— begin —

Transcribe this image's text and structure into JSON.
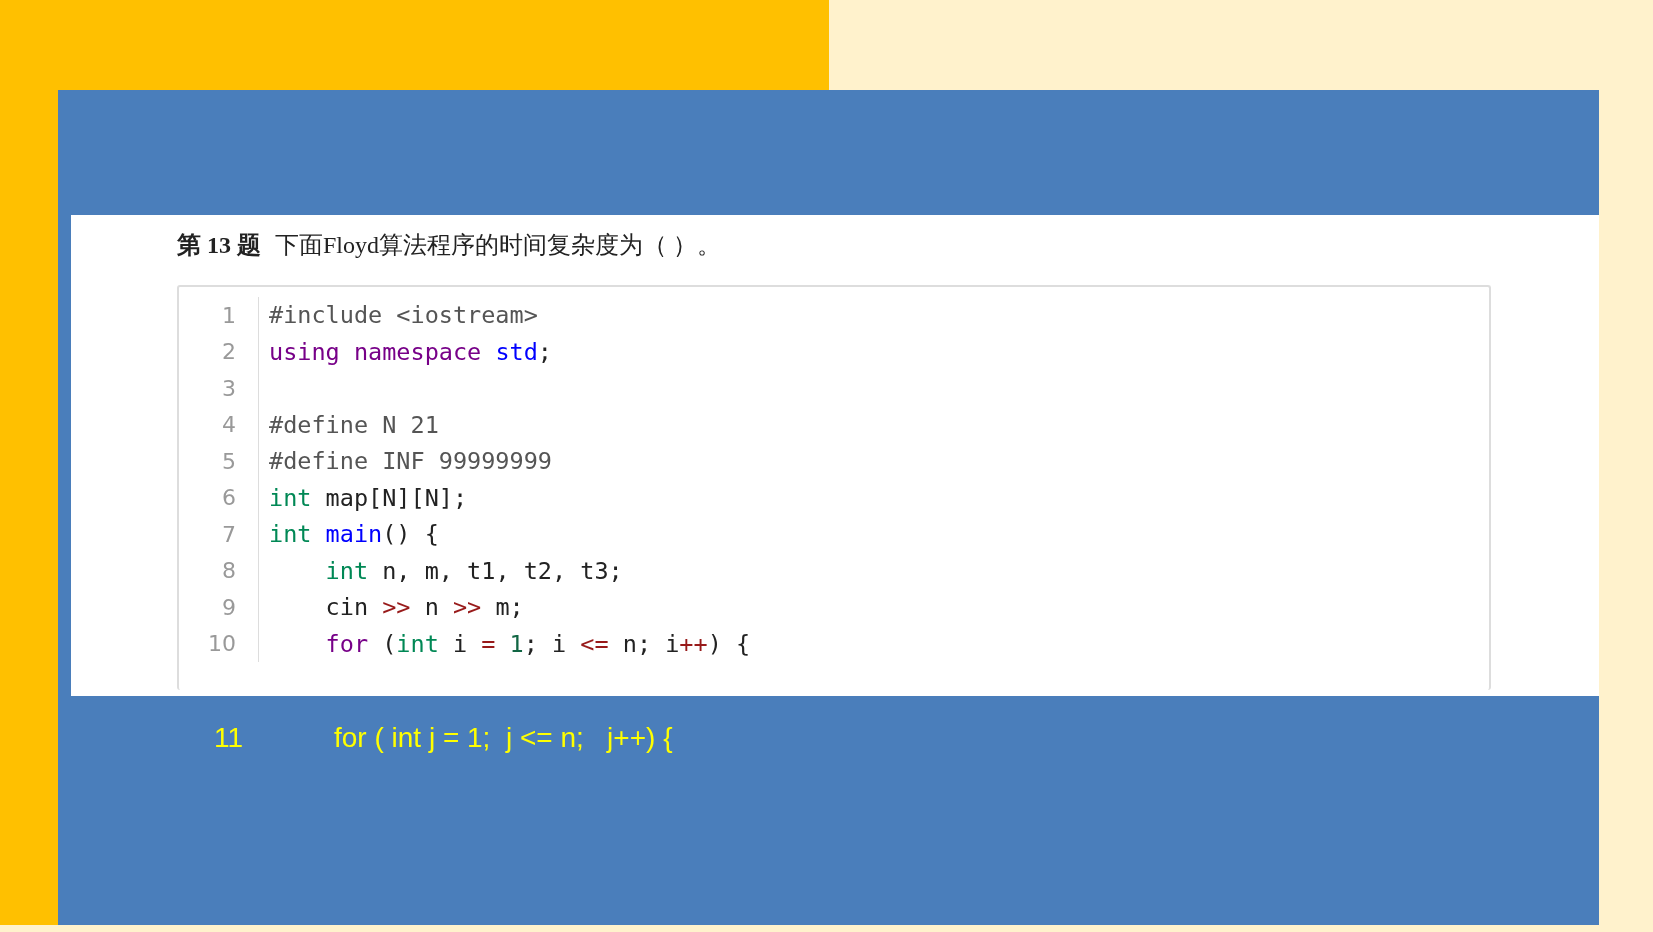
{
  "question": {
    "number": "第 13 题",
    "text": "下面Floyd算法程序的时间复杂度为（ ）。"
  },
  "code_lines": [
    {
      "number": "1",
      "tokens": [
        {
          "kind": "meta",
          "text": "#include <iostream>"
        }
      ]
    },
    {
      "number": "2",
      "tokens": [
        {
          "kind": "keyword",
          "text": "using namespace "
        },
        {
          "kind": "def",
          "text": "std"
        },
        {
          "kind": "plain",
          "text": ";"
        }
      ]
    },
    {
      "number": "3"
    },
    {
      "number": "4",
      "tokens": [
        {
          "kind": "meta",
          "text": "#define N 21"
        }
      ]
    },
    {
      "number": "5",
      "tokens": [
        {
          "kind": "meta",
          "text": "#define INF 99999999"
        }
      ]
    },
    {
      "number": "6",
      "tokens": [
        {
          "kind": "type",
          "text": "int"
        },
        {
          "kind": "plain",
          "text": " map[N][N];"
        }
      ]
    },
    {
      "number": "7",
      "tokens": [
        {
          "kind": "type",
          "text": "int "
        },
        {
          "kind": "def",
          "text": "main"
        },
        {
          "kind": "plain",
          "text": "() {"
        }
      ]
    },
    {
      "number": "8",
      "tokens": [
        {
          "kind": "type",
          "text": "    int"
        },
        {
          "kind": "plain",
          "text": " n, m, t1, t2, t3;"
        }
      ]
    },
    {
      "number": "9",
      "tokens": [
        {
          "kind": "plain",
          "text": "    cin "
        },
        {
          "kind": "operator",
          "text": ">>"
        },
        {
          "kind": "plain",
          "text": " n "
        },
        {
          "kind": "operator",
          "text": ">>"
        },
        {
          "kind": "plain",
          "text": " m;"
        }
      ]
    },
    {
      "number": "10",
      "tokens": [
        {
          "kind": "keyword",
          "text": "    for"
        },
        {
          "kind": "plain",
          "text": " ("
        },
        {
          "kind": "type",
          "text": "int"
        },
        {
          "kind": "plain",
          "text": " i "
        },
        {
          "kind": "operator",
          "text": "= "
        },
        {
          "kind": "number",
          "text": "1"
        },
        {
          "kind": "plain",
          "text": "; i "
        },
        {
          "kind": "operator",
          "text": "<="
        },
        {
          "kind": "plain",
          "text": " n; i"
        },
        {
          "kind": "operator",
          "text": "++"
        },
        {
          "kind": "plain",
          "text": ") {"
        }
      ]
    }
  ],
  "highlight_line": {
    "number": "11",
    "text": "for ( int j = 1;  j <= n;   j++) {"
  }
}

— end —

The request: Find each line that has the word "define", then copy it out.

Result below:
          "text": "#define N 21"
          "text": "#define INF 99999999"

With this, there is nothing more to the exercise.